Stone, instead, is pushing for a second time to make Jelly a success. Jelly 2.0, as Stone refers to the revamped version, which invites users to query others about virtually any topic, is now publicly available for free to users on iOS and the web, the company said on Thursday.

“Our thing is really about helping you get through your day,” Stone said in an interview at Jelly’s office. Ideally, people will ask questions like, “Who is great real estate agent in San Francisco?” or “What’s a good snack for my kid at school?”

The revamped Jelly has a few noticeable changes to folks who used the first version. Asking questions can now be done anonymously and it does not require creating an account because, as Jelly’s team realized, people are more apprehensive to ask questions when their identity is known. “Imagine if a Google search was a tweet—you’d not search for 99% of the things you do,” Stone said last month during a return visit to South By Southwest.

== Exercise tasks ==
1. Answer these from the Jelly article:
(a) On which platforms is Jelly 2.0 available?
(b) Does asking a question in the revamped Jelly require creating an account?
(c) Where was Stone when he compared a Google search to a tweet?
2. Write the next part of the Jelly article, picking up after its final sentence.
The data that follows has no connection to the Jelly article.

== Data block ==
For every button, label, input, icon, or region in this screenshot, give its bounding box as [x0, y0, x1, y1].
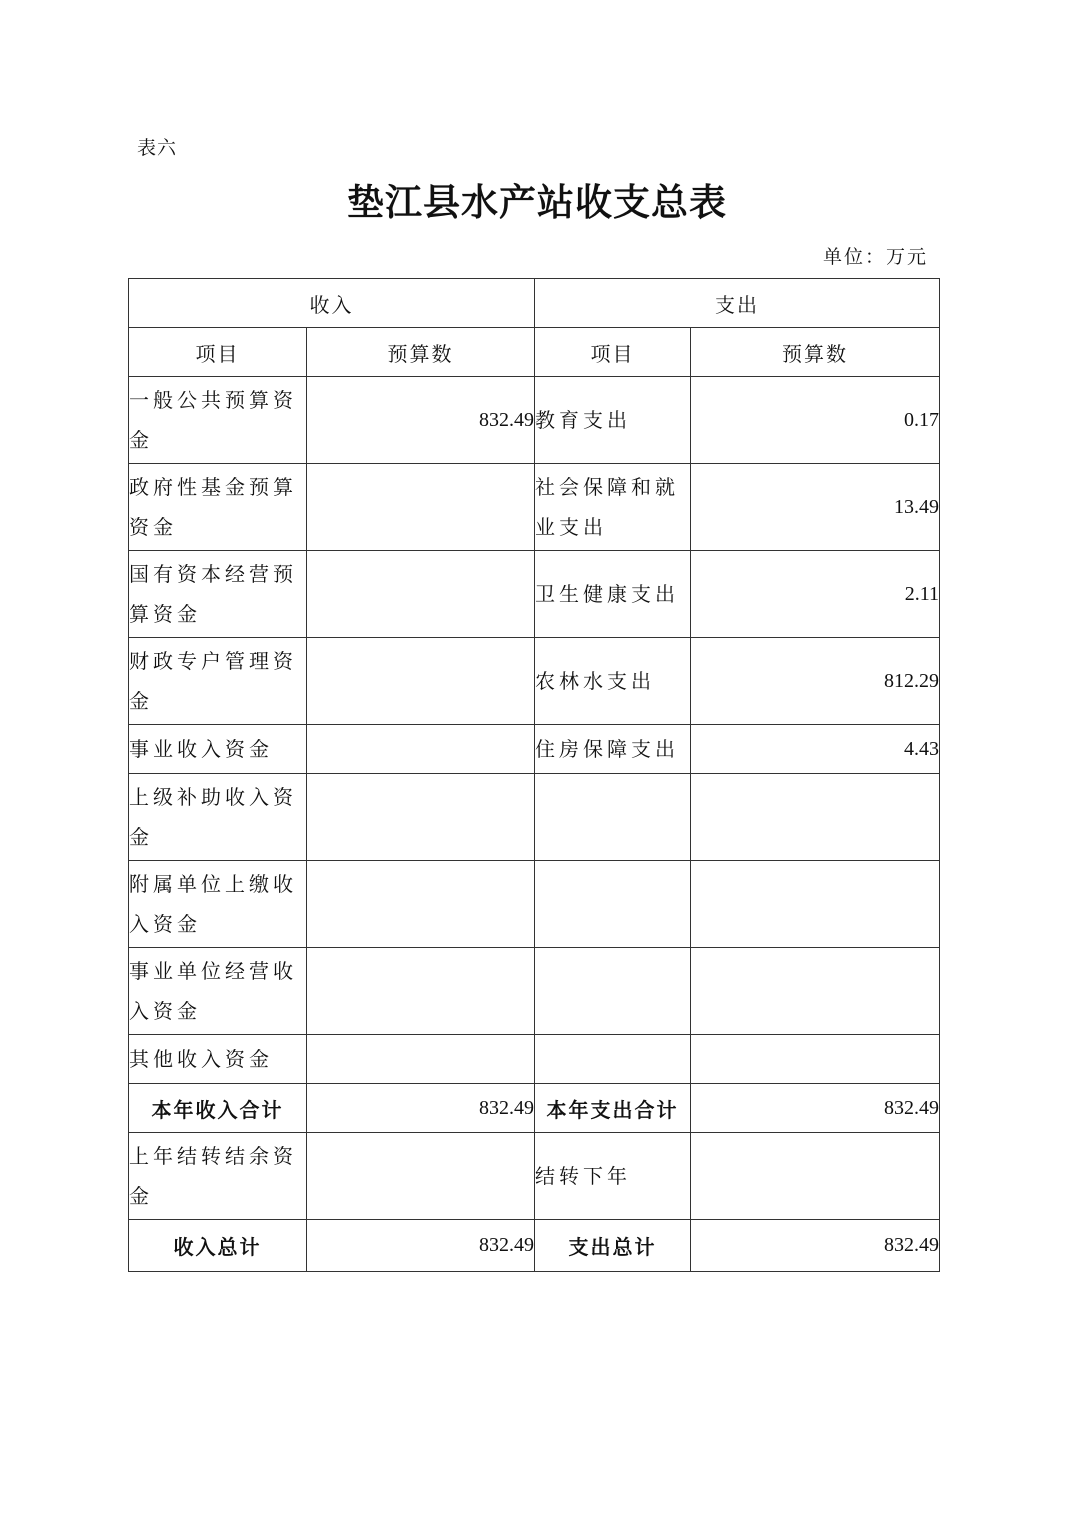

== In response ==
1.
(a) iOS and the web.
(b) No, it does not.
(c) On a return visit to South By Southwest.

2.
The Jelly team also tossed out its initial thought that users could find answers from others in their social media networks. As Stone explains, while that might work in some cases, fielding questions to people with expertise in a topic is much more efficient, so that’s how the new Jelly works.

“We should start from scratch and build what we should have built from the beginning,” Stone told his fellow Jelly co-founder, Ben Finkel, when the two sat in their office’s conference room to discuss Jelly’s fate. The conversation was supposed to be about how to completely kill off Jelly and fully commit to their new app, Super, which lets users create and share colorful collages that include a superlative like “My favorite animal is the pug.” But as the discussion continued, they decided they couldn’t give up on Jelly just yet.

“Ben, this is gonna be really awkward, we’re gonna have to tell the team that we’re going back to Jelly after we said it would over,” Stone told his co-founder.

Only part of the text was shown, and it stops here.